Start of DATA FOR THIS TASK

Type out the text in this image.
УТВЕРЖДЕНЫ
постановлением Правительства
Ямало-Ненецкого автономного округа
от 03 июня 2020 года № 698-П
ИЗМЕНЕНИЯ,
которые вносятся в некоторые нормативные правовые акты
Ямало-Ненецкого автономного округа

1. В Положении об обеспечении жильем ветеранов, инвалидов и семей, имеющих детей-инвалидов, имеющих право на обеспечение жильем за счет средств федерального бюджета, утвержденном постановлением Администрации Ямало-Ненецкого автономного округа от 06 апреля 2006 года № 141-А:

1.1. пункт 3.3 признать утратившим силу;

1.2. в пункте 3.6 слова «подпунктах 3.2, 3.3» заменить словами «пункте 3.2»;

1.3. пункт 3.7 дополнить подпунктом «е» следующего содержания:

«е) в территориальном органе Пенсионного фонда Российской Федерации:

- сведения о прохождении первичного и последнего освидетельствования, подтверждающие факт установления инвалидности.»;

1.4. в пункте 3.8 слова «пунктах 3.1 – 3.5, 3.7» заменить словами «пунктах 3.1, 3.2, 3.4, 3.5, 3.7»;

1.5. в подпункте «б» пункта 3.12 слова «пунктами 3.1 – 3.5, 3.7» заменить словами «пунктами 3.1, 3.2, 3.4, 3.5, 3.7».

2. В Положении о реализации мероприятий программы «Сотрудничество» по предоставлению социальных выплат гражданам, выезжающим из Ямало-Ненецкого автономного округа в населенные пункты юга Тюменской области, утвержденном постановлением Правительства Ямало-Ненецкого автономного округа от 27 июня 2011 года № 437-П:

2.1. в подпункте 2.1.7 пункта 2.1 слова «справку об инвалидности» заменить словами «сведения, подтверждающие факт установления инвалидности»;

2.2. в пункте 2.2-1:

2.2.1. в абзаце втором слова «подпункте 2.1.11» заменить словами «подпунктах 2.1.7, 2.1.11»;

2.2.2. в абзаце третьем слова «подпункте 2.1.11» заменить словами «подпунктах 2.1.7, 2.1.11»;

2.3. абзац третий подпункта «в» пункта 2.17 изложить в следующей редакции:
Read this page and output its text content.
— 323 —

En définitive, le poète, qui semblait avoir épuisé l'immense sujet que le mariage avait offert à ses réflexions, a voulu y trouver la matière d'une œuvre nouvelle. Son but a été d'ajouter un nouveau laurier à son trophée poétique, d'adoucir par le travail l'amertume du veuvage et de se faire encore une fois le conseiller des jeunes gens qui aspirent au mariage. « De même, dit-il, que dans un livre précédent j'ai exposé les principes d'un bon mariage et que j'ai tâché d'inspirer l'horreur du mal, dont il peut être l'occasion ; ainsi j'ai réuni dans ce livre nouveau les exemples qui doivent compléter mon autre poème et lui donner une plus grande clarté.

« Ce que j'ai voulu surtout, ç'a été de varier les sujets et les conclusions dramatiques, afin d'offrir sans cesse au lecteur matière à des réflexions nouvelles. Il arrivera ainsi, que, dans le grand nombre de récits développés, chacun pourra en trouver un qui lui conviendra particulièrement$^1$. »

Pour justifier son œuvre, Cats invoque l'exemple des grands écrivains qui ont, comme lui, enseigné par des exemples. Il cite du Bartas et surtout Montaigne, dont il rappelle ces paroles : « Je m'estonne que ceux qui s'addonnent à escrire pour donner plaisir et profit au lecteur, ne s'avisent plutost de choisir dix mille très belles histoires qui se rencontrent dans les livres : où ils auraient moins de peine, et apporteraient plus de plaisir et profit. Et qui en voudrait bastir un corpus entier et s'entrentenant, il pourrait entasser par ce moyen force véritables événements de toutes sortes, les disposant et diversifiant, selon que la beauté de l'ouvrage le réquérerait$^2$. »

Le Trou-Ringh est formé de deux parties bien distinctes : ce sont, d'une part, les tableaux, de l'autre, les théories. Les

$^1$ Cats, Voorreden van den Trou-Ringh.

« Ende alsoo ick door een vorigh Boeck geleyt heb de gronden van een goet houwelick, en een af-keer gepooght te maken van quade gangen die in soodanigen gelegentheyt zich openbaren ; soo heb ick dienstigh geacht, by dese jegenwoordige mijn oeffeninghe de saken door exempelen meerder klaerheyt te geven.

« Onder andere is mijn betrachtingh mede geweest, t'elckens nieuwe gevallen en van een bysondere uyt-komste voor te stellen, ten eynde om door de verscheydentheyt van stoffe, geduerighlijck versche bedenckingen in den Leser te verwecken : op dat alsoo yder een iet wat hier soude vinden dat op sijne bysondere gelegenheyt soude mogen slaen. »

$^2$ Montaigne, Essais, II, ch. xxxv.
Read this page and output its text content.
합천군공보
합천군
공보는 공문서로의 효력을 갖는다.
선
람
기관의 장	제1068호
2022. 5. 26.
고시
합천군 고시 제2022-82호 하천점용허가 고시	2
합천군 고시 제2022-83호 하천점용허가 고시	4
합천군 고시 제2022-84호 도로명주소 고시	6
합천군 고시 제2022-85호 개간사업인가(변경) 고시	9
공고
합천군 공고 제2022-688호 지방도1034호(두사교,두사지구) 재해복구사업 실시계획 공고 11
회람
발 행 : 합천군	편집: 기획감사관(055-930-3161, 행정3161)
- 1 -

End of DATA FOR THIS TASK

*TASK TO CARRY OUT:*
Write out all of the records once more, exactly.

*RESPONSE TO THIS TASK:*
Type out the text in this image.
УТВЕРЖДЕНЫ
постановлением Правительства
Ямало-Ненецкого автономного округа
от 03 июня 2020 года № 698-П
ИЗМЕНЕНИЯ,
которые вносятся в некоторые нормативные правовые акты
Ямало-Ненецкого автономного округа

1. В Положении об обеспечении жильем ветеранов, инвалидов и семей, имеющих детей-инвалидов, имеющих право на обеспечение жильем за счет средств федерального бюджета, утвержденном постановлением Администрации Ямало-Ненецкого автономного округа от 06 апреля 2006 года № 141-А:

1.1. пункт 3.3 признать утратившим силу;

1.2. в пункте 3.6 слова «подпунктах 3.2, 3.3» заменить словами «пункте 3.2»;

1.3. пункт 3.7 дополнить подпунктом «е» следующего содержания:

«е) в территориальном органе Пенсионного фонда Российской Федерации:

- сведения о прохождении первичного и последнего освидетельствования, подтверждающие факт установления инвалидности.»;

1.4. в пункте 3.8 слова «пунктах 3.1 – 3.5, 3.7» заменить словами «пунктах 3.1, 3.2, 3.4, 3.5, 3.7»;

1.5. в подпункте «б» пункта 3.12 слова «пунктами 3.1 – 3.5, 3.7» заменить словами «пунктами 3.1, 3.2, 3.4, 3.5, 3.7».

2. В Положении о реализации мероприятий программы «Сотрудничество» по предоставлению социальных выплат гражданам, выезжающим из Ямало-Ненецкого автономного округа в населенные пункты юга Тюменской области, утвержденном постановлением Правительства Ямало-Ненецкого автономного округа от 27 июня 2011 года № 437-П:

2.1. в подпункте 2.1.7 пункта 2.1 слова «справку об инвалидности» заменить словами «сведения, подтверждающие факт установления инвалидности»;

2.2. в пункте 2.2-1:

2.2.1. в абзаце втором слова «подпункте 2.1.11» заменить словами «подпунктах 2.1.7, 2.1.11»;

2.2.2. в абзаце третьем слова «подпункте 2.1.11» заменить словами «подпунктах 2.1.7, 2.1.11»;

2.3. абзац третий подпункта «в» пункта 2.17 изложить в следующей редакции:
Read this page and output its text content.
— 323 —

En définitive, le poète, qui semblait avoir épuisé l'immense sujet que le mariage avait offert à ses réflexions, a voulu y trouver la matière d'une œuvre nouvelle. Son but a été d'ajouter un nouveau laurier à son trophée poétique, d'adoucir par le travail l'amertume du veuvage et de se faire encore une fois le conseiller des jeunes gens qui aspirent au mariage. « De même, dit-il, que dans un livre précédent j'ai exposé les principes d'un bon mariage et que j'ai tâché d'inspirer l'horreur du mal, dont il peut être l'occasion ; ainsi j'ai réuni dans ce livre nouveau les exemples qui doivent compléter mon autre poème et lui donner une plus grande clarté.

« Ce que j'ai voulu surtout, ç'a été de varier les sujets et les conclusions dramatiques, afin d'offrir sans cesse au lecteur matière à des réflexions nouvelles. Il arrivera ainsi, que, dans le grand nombre de récits développés, chacun pourra en trouver un qui lui conviendra particulièrement$^1$. »

Pour justifier son œuvre, Cats invoque l'exemple des grands écrivains qui ont, comme lui, enseigné par des exemples. Il cite du Bartas et surtout Montaigne, dont il rappelle ces paroles : « Je m'estonne que ceux qui s'addonnent à escrire pour donner plaisir et profit au lecteur, ne s'avisent plutost de choisir dix mille très belles histoires qui se rencontrent dans les livres : où ils auraient moins de peine, et apporteraient plus de plaisir et profit. Et qui en voudrait bastir un corpus entier et s'entrentenant, il pourrait entasser par ce moyen force véritables événements de toutes sortes, les disposant et diversifiant, selon que la beauté de l'ouvrage le réquérerait$^2$. »

Le Trou-Ringh est formé de deux parties bien distinctes : ce sont, d'une part, les tableaux, de l'autre, les théories. Les

$^1$ Cats, Voorreden van den Trou-Ringh.

« Ende alsoo ick door een vorigh Boeck geleyt heb de gronden van een goet houwelick, en een af-keer gepooght te maken van quade gangen die in soodanigen gelegentheyt zich openbaren ; soo heb ick dienstigh geacht, by dese jegenwoordige mijn oeffeninghe de saken door exempelen meerder klaerheyt te geven.

« Onder andere is mijn betrachtingh mede geweest, t'elckens nieuwe gevallen en van een bysondere uyt-komste voor te stellen, ten eynde om door de verscheydentheyt van stoffe, geduerighlijck versche bedenckingen in den Leser te verwecken : op dat alsoo yder een iet wat hier soude vinden dat op sijne bysondere gelegenheyt soude mogen slaen. »

$^2$ Montaigne, Essais, II, ch. xxxv.
Read this page and output its text content.
합천군공보
합천군
공보는 공문서로의 효력을 갖는다.
선
람
기관의 장	제1068호
2022. 5. 26.
고시
합천군 고시 제2022-82호 하천점용허가 고시	2
합천군 고시 제2022-83호 하천점용허가 고시	4
합천군 고시 제2022-84호 도로명주소 고시	6
합천군 고시 제2022-85호 개간사업인가(변경) 고시	9
공고
합천군 공고 제2022-688호 지방도1034호(두사교,두사지구) 재해복구사업 실시계획 공고 11
회람
발 행 : 합천군	편집: 기획감사관(055-930-3161, 행정3161)
- 1 -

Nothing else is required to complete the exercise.